#### Problem to work on:
The entries are to be returned exactly, with images left out.

>> Begin Data lines

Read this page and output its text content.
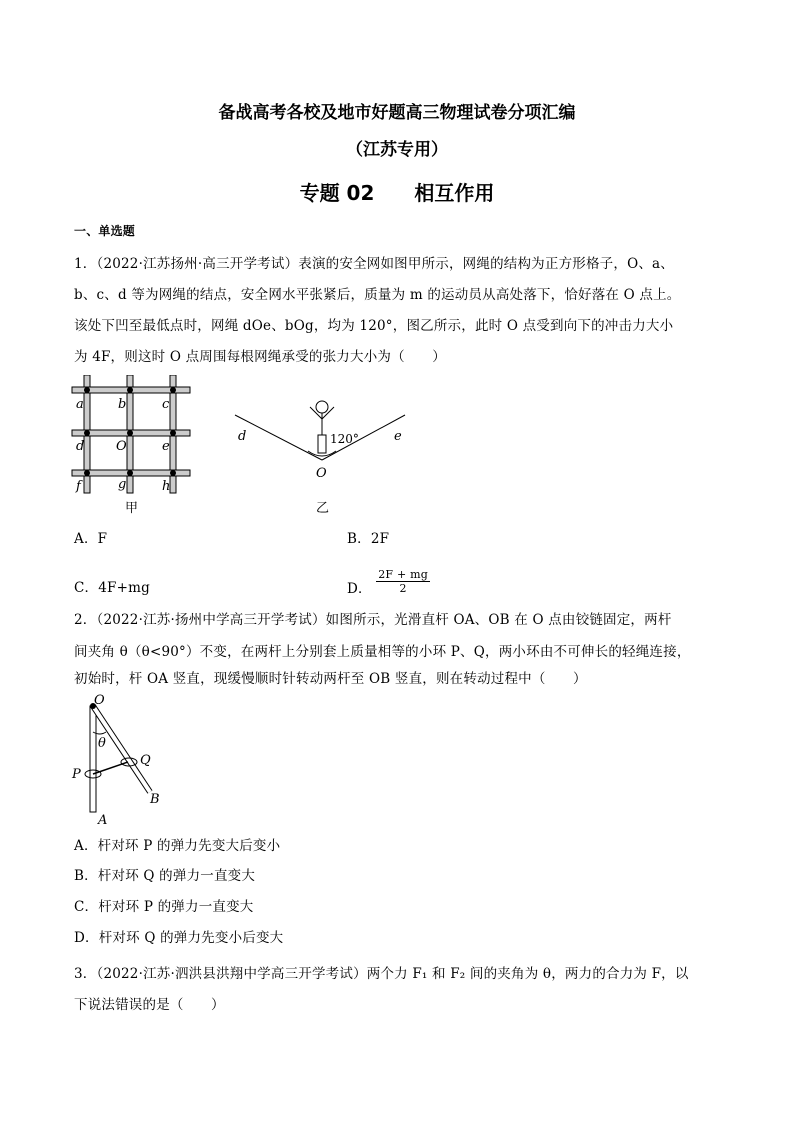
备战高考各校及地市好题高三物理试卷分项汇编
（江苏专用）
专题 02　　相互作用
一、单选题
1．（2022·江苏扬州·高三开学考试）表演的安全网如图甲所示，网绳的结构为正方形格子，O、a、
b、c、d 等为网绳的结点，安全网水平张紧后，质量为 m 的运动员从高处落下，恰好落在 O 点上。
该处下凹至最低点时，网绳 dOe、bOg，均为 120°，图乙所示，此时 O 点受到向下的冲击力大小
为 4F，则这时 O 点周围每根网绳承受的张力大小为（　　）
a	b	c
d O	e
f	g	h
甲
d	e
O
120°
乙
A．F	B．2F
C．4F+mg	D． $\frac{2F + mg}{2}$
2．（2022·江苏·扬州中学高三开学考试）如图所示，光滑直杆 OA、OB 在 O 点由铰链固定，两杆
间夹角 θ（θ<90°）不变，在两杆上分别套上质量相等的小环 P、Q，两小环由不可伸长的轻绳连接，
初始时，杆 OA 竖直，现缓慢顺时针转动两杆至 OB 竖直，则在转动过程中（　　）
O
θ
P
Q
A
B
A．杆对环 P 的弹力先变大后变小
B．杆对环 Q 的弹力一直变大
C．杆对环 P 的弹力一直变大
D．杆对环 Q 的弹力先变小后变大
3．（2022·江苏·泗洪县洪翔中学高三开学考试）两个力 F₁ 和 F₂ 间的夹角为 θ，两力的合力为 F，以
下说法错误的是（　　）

>> End Data lines

#### Exercise answer:
Read this page and output its text content.
备战高考各校及地市好题高三物理试卷分项汇编
（江苏专用）
专题 02　　相互作用
一、单选题
1．（2022·江苏扬州·高三开学考试）表演的安全网如图甲所示，网绳的结构为正方形格子，O、a、
b、c、d 等为网绳的结点，安全网水平张紧后，质量为 m 的运动员从高处落下，恰好落在 O 点上。
该处下凹至最低点时，网绳 dOe、bOg，均为 120°，图乙所示，此时 O 点受到向下的冲击力大小
为 4F，则这时 O 点周围每根网绳承受的张力大小为（　　）
a	b	c
d O	e
f	g	h
甲
d	e
O
120°
乙
A．F	B．2F
C．4F+mg	D． $\frac{2F + mg}{2}$
2．（2022·江苏·扬州中学高三开学考试）如图所示，光滑直杆 OA、OB 在 O 点由铰链固定，两杆
间夹角 θ（θ<90°）不变，在两杆上分别套上质量相等的小环 P、Q，两小环由不可伸长的轻绳连接，
初始时，杆 OA 竖直，现缓慢顺时针转动两杆至 OB 竖直，则在转动过程中（　　）
O
θ
P
Q
A
B
A．杆对环 P 的弹力先变大后变小
B．杆对环 Q 的弹力一直变大
C．杆对环 P 的弹力一直变大
D．杆对环 Q 的弹力先变小后变大
3．（2022·江苏·泗洪县洪翔中学高三开学考试）两个力 F₁ 和 F₂ 间的夹角为 θ，两力的合力为 F，以
下说法错误的是（　　）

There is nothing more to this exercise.